### Job
Give again, word for word, only the lines from the one containing "Parse this screenshot: output" through the final line.

#### Exercise material

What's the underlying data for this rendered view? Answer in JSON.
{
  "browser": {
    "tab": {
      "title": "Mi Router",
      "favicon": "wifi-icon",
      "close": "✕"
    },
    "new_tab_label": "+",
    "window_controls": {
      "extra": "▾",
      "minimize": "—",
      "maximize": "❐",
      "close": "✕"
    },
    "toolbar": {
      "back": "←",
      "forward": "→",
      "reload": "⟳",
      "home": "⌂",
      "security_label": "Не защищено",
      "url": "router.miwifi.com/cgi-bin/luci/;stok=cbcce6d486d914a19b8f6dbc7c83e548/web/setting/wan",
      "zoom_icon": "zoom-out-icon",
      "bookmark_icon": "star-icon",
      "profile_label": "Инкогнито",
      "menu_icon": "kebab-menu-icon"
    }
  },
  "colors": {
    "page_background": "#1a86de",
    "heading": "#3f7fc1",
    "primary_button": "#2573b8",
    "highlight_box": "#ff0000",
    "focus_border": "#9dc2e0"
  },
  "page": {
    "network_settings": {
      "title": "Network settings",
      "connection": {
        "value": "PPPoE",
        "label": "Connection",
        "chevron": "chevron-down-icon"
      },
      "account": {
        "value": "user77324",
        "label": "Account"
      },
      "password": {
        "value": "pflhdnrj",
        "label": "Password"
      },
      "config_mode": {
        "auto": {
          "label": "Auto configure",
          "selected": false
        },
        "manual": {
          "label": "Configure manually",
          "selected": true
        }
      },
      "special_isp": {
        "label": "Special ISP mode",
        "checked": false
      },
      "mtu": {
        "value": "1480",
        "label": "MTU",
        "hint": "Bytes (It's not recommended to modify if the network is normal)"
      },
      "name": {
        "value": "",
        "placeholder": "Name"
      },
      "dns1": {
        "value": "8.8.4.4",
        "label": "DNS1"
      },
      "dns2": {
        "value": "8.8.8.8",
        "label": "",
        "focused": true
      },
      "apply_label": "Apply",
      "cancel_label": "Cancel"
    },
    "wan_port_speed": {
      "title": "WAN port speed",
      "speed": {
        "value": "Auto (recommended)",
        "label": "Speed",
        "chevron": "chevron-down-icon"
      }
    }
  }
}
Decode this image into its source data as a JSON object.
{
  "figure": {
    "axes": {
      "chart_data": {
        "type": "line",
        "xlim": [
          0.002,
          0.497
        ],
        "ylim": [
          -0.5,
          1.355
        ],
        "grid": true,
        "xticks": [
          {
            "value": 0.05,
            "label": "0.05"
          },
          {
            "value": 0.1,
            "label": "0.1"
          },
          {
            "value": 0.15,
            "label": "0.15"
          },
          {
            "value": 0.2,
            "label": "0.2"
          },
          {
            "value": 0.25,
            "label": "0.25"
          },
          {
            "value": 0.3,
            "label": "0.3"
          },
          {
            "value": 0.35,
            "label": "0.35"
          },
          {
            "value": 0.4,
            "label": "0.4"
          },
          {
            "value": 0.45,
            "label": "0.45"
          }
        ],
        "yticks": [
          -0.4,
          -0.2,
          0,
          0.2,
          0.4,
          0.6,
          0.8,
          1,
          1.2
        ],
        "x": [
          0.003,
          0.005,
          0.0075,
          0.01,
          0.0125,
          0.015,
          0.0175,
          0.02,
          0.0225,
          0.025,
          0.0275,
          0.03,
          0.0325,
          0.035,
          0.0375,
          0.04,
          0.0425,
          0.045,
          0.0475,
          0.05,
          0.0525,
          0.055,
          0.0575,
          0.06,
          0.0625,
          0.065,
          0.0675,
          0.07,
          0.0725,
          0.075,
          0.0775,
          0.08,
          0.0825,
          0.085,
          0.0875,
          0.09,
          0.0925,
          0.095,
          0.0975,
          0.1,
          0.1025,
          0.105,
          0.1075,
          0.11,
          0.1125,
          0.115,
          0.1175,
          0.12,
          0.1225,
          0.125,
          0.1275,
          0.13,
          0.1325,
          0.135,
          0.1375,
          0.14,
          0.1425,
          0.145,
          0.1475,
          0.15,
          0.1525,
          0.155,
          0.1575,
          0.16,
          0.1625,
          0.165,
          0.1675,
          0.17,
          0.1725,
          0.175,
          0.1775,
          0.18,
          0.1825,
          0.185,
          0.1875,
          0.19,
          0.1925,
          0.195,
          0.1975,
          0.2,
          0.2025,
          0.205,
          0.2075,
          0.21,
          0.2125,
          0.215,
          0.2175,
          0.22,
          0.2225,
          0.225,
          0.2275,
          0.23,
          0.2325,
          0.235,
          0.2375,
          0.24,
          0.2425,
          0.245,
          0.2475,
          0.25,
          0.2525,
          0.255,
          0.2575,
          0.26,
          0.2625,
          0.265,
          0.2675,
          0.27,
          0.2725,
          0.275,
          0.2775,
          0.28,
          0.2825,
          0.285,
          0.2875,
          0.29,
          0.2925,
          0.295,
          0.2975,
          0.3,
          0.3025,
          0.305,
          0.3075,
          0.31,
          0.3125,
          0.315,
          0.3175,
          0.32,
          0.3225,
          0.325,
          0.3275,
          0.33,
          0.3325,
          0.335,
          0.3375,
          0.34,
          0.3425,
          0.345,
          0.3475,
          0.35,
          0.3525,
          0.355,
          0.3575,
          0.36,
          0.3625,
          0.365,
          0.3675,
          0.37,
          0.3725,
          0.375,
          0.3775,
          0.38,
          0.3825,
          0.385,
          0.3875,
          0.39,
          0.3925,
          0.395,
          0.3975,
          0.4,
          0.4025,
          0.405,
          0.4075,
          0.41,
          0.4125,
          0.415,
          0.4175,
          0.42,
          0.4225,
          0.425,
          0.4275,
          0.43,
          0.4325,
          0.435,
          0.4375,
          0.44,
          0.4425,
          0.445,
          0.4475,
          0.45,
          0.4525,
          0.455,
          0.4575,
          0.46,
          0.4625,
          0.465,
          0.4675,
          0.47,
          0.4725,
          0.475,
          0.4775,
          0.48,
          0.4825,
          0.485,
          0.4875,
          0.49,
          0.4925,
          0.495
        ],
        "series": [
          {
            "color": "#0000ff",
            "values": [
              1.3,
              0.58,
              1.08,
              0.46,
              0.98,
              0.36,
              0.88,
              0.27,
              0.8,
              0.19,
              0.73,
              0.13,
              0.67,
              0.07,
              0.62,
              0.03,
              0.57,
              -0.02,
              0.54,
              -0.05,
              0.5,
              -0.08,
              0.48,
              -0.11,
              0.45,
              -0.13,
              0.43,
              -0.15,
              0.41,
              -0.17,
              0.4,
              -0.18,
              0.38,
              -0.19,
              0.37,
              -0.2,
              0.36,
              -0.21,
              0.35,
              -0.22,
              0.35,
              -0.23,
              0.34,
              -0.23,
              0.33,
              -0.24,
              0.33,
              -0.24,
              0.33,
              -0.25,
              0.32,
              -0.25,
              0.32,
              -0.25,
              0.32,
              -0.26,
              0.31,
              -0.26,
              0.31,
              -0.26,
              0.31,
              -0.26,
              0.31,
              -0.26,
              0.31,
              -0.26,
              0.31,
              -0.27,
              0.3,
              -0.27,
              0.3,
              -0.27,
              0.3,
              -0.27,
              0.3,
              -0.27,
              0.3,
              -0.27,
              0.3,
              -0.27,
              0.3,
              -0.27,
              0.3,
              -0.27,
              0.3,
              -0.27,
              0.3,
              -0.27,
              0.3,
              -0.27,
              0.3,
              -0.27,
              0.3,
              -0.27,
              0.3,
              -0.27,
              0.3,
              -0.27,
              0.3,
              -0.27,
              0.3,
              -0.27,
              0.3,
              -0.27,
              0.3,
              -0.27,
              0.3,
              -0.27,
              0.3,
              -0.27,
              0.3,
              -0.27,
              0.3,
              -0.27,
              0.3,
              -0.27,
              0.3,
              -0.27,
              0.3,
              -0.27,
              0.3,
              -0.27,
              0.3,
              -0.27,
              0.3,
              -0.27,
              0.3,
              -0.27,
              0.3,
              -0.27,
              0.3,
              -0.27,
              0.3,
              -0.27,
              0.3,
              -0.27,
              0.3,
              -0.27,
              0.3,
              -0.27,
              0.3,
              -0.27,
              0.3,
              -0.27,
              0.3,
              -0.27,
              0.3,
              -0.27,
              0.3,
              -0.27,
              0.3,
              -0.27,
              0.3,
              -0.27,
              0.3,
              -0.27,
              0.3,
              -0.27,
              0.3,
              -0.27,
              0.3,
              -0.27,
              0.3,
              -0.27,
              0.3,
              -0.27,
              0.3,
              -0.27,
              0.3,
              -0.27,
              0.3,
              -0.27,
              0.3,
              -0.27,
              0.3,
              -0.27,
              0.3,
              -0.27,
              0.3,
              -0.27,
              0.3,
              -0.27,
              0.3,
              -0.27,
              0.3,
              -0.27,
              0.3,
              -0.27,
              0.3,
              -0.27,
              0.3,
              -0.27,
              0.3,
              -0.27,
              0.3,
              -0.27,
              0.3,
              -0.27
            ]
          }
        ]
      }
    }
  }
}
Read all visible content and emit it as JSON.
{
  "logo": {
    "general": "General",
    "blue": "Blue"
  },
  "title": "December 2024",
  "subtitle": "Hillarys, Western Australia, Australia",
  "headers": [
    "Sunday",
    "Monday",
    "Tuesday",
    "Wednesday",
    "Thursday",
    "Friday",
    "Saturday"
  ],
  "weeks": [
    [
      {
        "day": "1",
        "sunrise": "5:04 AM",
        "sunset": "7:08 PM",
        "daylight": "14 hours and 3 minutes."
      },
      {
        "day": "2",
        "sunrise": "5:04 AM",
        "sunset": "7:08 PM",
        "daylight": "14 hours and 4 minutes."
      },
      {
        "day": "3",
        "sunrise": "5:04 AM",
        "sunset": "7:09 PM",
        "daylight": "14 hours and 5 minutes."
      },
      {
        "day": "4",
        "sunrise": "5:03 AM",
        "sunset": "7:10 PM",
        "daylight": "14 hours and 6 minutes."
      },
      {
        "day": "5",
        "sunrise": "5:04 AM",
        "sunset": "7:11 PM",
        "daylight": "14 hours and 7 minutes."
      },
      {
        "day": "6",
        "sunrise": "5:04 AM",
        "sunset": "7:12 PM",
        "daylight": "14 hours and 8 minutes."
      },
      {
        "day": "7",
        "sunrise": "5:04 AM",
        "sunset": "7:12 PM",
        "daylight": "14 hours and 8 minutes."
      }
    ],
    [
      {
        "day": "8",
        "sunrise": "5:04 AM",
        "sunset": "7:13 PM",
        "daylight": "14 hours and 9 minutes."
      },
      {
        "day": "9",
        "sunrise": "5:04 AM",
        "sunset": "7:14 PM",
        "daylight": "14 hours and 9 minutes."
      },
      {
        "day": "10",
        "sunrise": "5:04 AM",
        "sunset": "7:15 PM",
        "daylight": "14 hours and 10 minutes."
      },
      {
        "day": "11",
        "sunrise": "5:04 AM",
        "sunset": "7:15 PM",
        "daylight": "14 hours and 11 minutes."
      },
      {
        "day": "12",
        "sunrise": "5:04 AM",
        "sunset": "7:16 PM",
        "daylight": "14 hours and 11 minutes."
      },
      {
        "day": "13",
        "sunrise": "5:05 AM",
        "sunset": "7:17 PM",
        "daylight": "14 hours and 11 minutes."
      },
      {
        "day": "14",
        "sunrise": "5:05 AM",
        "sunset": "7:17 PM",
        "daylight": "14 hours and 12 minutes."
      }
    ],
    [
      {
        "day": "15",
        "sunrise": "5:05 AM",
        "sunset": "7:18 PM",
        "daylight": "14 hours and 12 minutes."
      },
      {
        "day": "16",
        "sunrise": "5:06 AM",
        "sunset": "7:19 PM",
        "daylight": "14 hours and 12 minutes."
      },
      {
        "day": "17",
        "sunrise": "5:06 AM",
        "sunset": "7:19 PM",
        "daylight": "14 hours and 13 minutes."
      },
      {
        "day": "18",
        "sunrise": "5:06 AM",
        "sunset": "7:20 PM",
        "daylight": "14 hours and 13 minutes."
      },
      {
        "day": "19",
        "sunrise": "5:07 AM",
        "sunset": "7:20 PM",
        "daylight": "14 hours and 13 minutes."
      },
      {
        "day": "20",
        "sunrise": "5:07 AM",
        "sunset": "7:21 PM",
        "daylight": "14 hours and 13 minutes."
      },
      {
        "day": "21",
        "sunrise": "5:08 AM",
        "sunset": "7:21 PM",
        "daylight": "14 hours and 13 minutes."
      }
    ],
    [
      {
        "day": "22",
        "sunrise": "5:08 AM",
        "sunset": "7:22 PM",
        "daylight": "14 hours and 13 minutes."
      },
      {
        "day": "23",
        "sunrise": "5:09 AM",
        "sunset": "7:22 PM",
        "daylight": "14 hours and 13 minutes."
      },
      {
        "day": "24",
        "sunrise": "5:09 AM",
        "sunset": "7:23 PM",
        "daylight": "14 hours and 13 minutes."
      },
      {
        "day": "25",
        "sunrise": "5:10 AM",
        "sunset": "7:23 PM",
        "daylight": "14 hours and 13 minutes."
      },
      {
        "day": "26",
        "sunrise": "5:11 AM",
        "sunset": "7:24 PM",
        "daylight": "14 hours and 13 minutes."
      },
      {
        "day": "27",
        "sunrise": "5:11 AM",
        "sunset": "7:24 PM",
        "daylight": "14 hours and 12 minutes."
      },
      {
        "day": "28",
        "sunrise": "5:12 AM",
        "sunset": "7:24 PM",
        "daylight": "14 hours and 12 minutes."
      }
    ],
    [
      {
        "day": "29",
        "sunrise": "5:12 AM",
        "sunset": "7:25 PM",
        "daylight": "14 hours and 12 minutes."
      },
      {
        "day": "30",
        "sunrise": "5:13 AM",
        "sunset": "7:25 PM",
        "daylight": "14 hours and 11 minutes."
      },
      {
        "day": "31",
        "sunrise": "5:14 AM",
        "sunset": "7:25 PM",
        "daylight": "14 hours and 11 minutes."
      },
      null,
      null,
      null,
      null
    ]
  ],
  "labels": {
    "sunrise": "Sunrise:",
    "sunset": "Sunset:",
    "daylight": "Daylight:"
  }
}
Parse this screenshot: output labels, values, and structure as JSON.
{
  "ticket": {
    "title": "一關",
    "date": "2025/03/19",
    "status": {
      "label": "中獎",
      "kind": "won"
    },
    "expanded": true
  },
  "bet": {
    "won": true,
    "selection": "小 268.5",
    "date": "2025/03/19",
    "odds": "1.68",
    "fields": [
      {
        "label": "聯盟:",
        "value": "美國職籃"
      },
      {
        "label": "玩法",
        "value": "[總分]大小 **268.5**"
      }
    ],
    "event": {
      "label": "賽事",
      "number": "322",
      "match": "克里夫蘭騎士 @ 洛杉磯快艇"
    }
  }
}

########

### Exercise response
Parse this screenshot: output labels, values, and structure as JSON.
{
  "ticket": {
    "title": "一關",
    "date": "2025/03/19",
    "status": {
      "label": "中獎",
      "kind": "won"
    },
    "expanded": true
  },
  "bet": {
    "won": true,
    "selection": "小 268.5",
    "date": "2025/03/19",
    "odds": "1.68",
    "fields": [
      {
        "label": "聯盟:",
        "value": "美國職籃"
      },
      {
        "label": "玩法",
        "value": "[總分]大小 **268.5**"
      }
    ],
    "event": {
      "label": "賽事",
      "number": "322",
      "match": "克里夫蘭騎士 @ 洛杉磯快艇"
    }
  }
}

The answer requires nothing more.